• Records provided:
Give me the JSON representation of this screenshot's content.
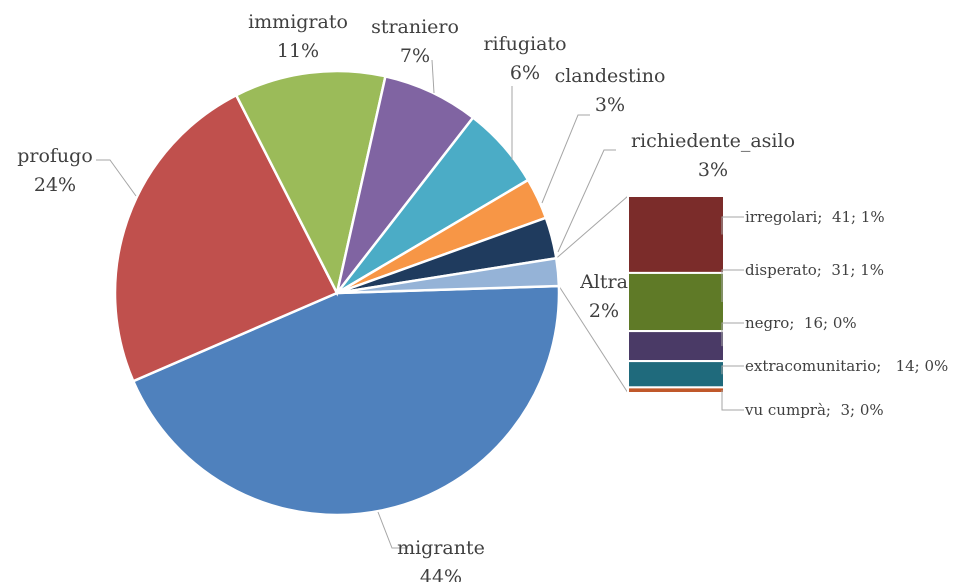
{
  "chart_data": {
    "type": "bar-of-pie",
    "pie": [
      {
        "name": "migrante",
        "label": "44%",
        "value": 44,
        "color": "#4f81bd"
      },
      {
        "name": "profugo",
        "label": "24%",
        "value": 24,
        "color": "#c0504d"
      },
      {
        "name": "immigrato",
        "label": "11%",
        "value": 11,
        "color": "#9bbb59"
      },
      {
        "name": "straniero",
        "label": "7%",
        "value": 7,
        "color": "#8064a2"
      },
      {
        "name": "rifugiato",
        "label": "6%",
        "value": 6,
        "color": "#4bacc6"
      },
      {
        "name": "clandestino",
        "label": "3%",
        "value": 3,
        "color": "#f79646"
      },
      {
        "name": "richiedente_asilo",
        "label": "3%",
        "value": 3,
        "color": "#1f3b5e"
      },
      {
        "name": "Altra",
        "label": "2%",
        "value": 2,
        "color": "#95b3d7"
      }
    ],
    "bar": [
      {
        "label": "irregolari;  41; 1%",
        "value": 41,
        "color": "#7b2c2a"
      },
      {
        "label": "disperato;  31; 1%",
        "value": 31,
        "color": "#5f7a27"
      },
      {
        "label": "negro;  16; 0%",
        "value": 16,
        "color": "#4a3a66"
      },
      {
        "label": "extracomunitario;   14; 0%",
        "value": 14,
        "color": "#1f6a7c"
      },
      {
        "label": "vu cumprà;  3; 0%",
        "value": 3,
        "color": "#c0582a"
      }
    ]
  }
}
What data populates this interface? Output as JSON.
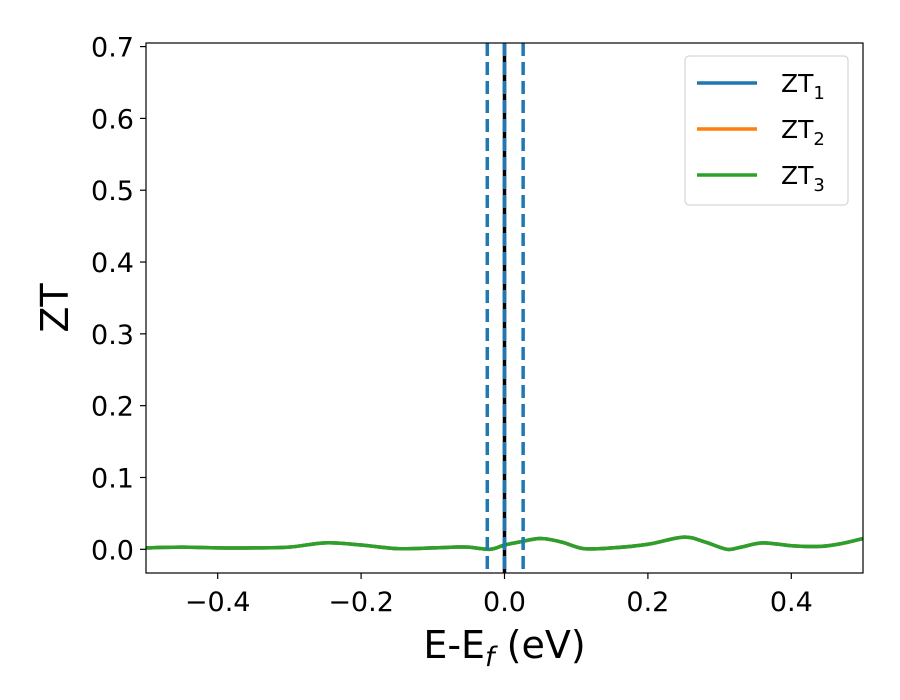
{
  "chart_data": {
    "type": "line",
    "xlabel": {
      "main": "E-E",
      "sub": "f",
      "unit": " (eV)"
    },
    "ylabel": "ZT",
    "xlim": [
      -0.5,
      0.5
    ],
    "ylim": [
      -0.033,
      0.705
    ],
    "xticks": [
      {
        "value": -0.4,
        "label": "−0.4"
      },
      {
        "value": -0.2,
        "label": "−0.2"
      },
      {
        "value": 0.0,
        "label": "0.0"
      },
      {
        "value": 0.2,
        "label": "0.2"
      },
      {
        "value": 0.4,
        "label": "0.4"
      }
    ],
    "yticks": [
      {
        "value": 0.0,
        "label": "0.0"
      },
      {
        "value": 0.1,
        "label": "0.1"
      },
      {
        "value": 0.2,
        "label": "0.2"
      },
      {
        "value": 0.3,
        "label": "0.3"
      },
      {
        "value": 0.4,
        "label": "0.4"
      },
      {
        "value": 0.5,
        "label": "0.5"
      },
      {
        "value": 0.6,
        "label": "0.6"
      },
      {
        "value": 0.7,
        "label": "0.7"
      }
    ],
    "x": [
      -0.5,
      -0.45,
      -0.4,
      -0.35,
      -0.3,
      -0.25,
      -0.2,
      -0.15,
      -0.1,
      -0.07,
      -0.05,
      -0.02,
      0.0,
      0.02,
      0.05,
      0.08,
      0.11,
      0.15,
      0.2,
      0.25,
      0.28,
      0.31,
      0.33,
      0.36,
      0.4,
      0.44,
      0.47,
      0.5
    ],
    "series": [
      {
        "name": "ZT",
        "sub": "1",
        "color": "#1f77b4",
        "values": [
          0.002,
          0.003,
          0.002,
          0.002,
          0.003,
          0.009,
          0.006,
          0.001,
          0.002,
          0.003,
          0.003,
          0.0,
          0.006,
          0.01,
          0.015,
          0.01,
          0.001,
          0.002,
          0.007,
          0.017,
          0.01,
          0.0,
          0.003,
          0.009,
          0.005,
          0.004,
          0.008,
          0.015
        ]
      },
      {
        "name": "ZT",
        "sub": "2",
        "color": "#ff7f0e",
        "values": [
          0.002,
          0.003,
          0.002,
          0.002,
          0.003,
          0.009,
          0.006,
          0.001,
          0.002,
          0.003,
          0.003,
          0.0,
          0.006,
          0.01,
          0.015,
          0.01,
          0.001,
          0.002,
          0.007,
          0.017,
          0.01,
          0.0,
          0.003,
          0.009,
          0.005,
          0.004,
          0.008,
          0.015
        ]
      },
      {
        "name": "ZT",
        "sub": "3",
        "color": "#2ca02c",
        "values": [
          0.002,
          0.003,
          0.002,
          0.002,
          0.003,
          0.009,
          0.006,
          0.001,
          0.002,
          0.003,
          0.003,
          0.0,
          0.006,
          0.01,
          0.015,
          0.01,
          0.001,
          0.002,
          0.007,
          0.017,
          0.01,
          0.0,
          0.003,
          0.009,
          0.005,
          0.004,
          0.008,
          0.015
        ]
      }
    ],
    "vlines": [
      {
        "x": -0.024,
        "color": "#1f77b4",
        "style": "dashed"
      },
      {
        "x": 0.026,
        "color": "#1f77b4",
        "style": "dashed"
      },
      {
        "x": 0.0,
        "color": "#000000",
        "style": "solid"
      },
      {
        "x": 0.0,
        "color": "#1f77b4",
        "style": "dashed"
      }
    ],
    "legend": {
      "position": "top-right"
    },
    "grid": false
  }
}
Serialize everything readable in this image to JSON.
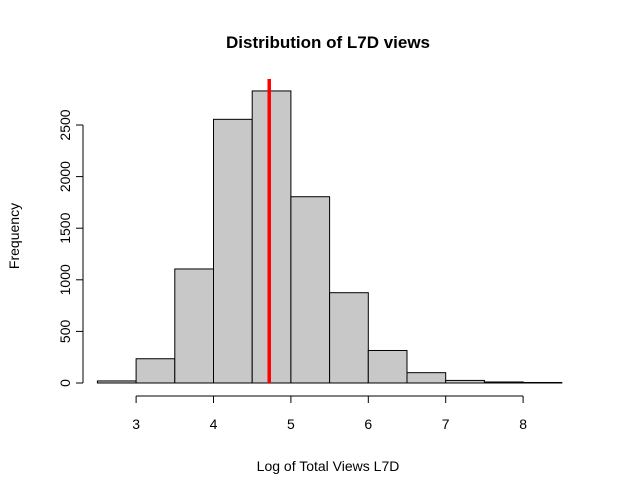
{
  "chart_data": {
    "type": "bar",
    "subtype": "histogram",
    "title": "Distribution of L7D views",
    "xlabel": "Log of Total Views L7D",
    "ylabel": "Frequency",
    "bin_edges": [
      2.5,
      3.0,
      3.5,
      4.0,
      4.5,
      5.0,
      5.5,
      6.0,
      6.5,
      7.0,
      7.5,
      8.0,
      8.5
    ],
    "values": [
      20,
      235,
      1105,
      2555,
      2830,
      1805,
      875,
      315,
      100,
      25,
      10,
      5
    ],
    "xlim": [
      2.5,
      8.5
    ],
    "ylim": [
      0,
      2900
    ],
    "x_ticks": [
      "3",
      "4",
      "5",
      "6",
      "7",
      "8"
    ],
    "y_ticks": [
      "0",
      "500",
      "1000",
      "1500",
      "2000",
      "2500"
    ],
    "bar_fill": "#c8c8c8",
    "bar_stroke": "#000000",
    "reference_line": {
      "x": 4.72,
      "color": "#ff0000"
    },
    "grid": false,
    "legend": "none"
  }
}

• Instructions to follow:
Look through the records and count each line that holds "JSON". Write only the total.

• Expected output:
3